* **DO THIS**
Lay out every line of the data below as a numbered list, leaving out any blank lines.

* **INPUT FOR THIS TASK**
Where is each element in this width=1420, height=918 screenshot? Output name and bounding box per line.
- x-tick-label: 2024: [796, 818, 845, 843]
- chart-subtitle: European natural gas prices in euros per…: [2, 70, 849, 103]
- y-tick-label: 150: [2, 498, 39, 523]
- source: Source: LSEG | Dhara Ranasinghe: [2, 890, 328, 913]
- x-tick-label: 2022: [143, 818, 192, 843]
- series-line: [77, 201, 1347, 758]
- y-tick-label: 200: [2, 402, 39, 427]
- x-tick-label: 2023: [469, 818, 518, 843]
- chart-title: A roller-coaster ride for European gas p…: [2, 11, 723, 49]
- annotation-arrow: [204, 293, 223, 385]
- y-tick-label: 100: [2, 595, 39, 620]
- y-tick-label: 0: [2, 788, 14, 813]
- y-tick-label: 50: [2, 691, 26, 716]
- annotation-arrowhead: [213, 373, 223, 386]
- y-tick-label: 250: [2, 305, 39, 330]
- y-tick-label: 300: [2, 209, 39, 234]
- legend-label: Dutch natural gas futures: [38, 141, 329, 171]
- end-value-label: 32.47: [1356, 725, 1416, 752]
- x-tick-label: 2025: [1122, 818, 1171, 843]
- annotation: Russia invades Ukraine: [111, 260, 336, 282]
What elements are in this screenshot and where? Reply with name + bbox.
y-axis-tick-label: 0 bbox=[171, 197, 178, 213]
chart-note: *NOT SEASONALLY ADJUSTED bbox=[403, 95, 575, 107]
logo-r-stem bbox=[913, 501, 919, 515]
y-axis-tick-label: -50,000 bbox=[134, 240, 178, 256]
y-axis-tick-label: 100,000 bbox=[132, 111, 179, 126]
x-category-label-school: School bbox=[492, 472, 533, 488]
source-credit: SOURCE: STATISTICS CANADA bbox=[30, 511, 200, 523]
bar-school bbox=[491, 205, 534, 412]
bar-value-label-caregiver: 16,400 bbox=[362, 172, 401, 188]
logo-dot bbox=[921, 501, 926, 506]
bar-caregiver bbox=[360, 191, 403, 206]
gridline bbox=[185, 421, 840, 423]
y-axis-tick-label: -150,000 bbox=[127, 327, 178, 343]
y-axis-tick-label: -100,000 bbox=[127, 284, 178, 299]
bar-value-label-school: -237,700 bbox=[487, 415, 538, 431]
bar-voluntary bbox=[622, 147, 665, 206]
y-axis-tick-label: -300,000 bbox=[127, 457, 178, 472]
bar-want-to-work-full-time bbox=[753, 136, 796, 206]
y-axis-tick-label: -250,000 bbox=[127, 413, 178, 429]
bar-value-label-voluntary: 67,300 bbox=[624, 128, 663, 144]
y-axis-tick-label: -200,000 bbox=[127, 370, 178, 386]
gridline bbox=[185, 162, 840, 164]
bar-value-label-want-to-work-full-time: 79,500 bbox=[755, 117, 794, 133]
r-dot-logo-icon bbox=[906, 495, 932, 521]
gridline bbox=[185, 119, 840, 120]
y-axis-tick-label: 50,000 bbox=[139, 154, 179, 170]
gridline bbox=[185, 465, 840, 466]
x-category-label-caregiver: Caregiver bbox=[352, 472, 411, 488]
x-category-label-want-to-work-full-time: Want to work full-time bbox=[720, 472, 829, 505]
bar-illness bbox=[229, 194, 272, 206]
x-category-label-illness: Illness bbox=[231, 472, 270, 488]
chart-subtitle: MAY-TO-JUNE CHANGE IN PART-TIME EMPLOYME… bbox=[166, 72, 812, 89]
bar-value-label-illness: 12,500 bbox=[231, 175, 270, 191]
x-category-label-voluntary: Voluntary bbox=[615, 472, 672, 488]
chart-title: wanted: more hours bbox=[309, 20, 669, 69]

* **RESPONSE TO THE TASK**
1. Where is each element in this width=1420, height=918 screenshot? Output name and bounding box per line.
2. - x-tick-label: 2024: [796, 818, 845, 843]
3. - chart-subtitle: European natural gas prices in euros per…: [2, 70, 849, 103]
4. - y-tick-label: 150: [2, 498, 39, 523]
5. - source: Source: LSEG | Dhara Ranasinghe: [2, 890, 328, 913]
6. - x-tick-label: 2022: [143, 818, 192, 843]
7. - series-line: [77, 201, 1347, 758]
8. - y-tick-label: 200: [2, 402, 39, 427]
9. - x-tick-label: 2023: [469, 818, 518, 843]
10. - chart-title: A roller-coaster ride for European gas p…: [2, 11, 723, 49]
11. - annotation-arrow: [204, 293, 223, 385]
12. - y-tick-label: 100: [2, 595, 39, 620]
13. - y-tick-label: 0: [2, 788, 14, 813]
14. - y-tick-label: 50: [2, 691, 26, 716]
15. - annotation-arrowhead: [213, 373, 223, 386]
16. - y-tick-label: 250: [2, 305, 39, 330]
17. - y-tick-label: 300: [2, 209, 39, 234]
18. - legend-label: Dutch natural gas futures: [38, 141, 329, 171]
19. - end-value-label: 32.47: [1356, 725, 1416, 752]
20. - x-tick-label: 2025: [1122, 818, 1171, 843]
21. - annotation: Russia invades Ukraine: [111, 260, 336, 282]
22. What elements are in this screenshot and where? Reply with name + bbox.
23. y-axis-tick-label: 0 bbox=[171, 197, 178, 213]
24. chart-note: *NOT SEASONALLY ADJUSTED bbox=[403, 95, 575, 107]
25. logo-r-stem bbox=[913, 501, 919, 515]
26. y-axis-tick-label: -50,000 bbox=[134, 240, 178, 256]
27. y-axis-tick-label: 100,000 bbox=[132, 111, 179, 126]
28. x-category-label-school: School bbox=[492, 472, 533, 488]
29. source-credit: SOURCE: STATISTICS CANADA bbox=[30, 511, 200, 523]
30. bar-school bbox=[491, 205, 534, 412]
31. bar-value-label-caregiver: 16,400 bbox=[362, 172, 401, 188]
32. logo-dot bbox=[921, 501, 926, 506]
33. bar-caregiver bbox=[360, 191, 403, 206]
34. gridline bbox=[185, 421, 840, 423]
35. y-axis-tick-label: -150,000 bbox=[127, 327, 178, 343]
36. y-axis-tick-label: -100,000 bbox=[127, 284, 178, 299]
37. bar-value-label-school: -237,700 bbox=[487, 415, 538, 431]
38. bar-voluntary bbox=[622, 147, 665, 206]
39. y-axis-tick-label: -300,000 bbox=[127, 457, 178, 472]
40. bar-want-to-work-full-time bbox=[753, 136, 796, 206]
41. y-axis-tick-label: -250,000 bbox=[127, 413, 178, 429]
42. bar-value-label-voluntary: 67,300 bbox=[624, 128, 663, 144]
43. y-axis-tick-label: -200,000 bbox=[127, 370, 178, 386]
44. gridline bbox=[185, 162, 840, 164]
45. bar-value-label-want-to-work-full-time: 79,500 bbox=[755, 117, 794, 133]
46. r-dot-logo-icon bbox=[906, 495, 932, 521]
47. gridline bbox=[185, 119, 840, 120]
48. y-axis-tick-label: 50,000 bbox=[139, 154, 179, 170]
49. gridline bbox=[185, 465, 840, 466]
50. x-category-label-caregiver: Caregiver bbox=[352, 472, 411, 488]
51. x-category-label-want-to-work-full-time: Want to work full-time bbox=[720, 472, 829, 505]
52. bar-illness bbox=[229, 194, 272, 206]
53. x-category-label-illness: Illness bbox=[231, 472, 270, 488]
54. chart-subtitle: MAY-TO-JUNE CHANGE IN PART-TIME EMPLOYME… bbox=[166, 72, 812, 89]
55. bar-value-label-illness: 12,500 bbox=[231, 175, 270, 191]
56. x-category-label-voluntary: Voluntary bbox=[615, 472, 672, 488]
57. chart-title: wanted: more hours bbox=[309, 20, 669, 69]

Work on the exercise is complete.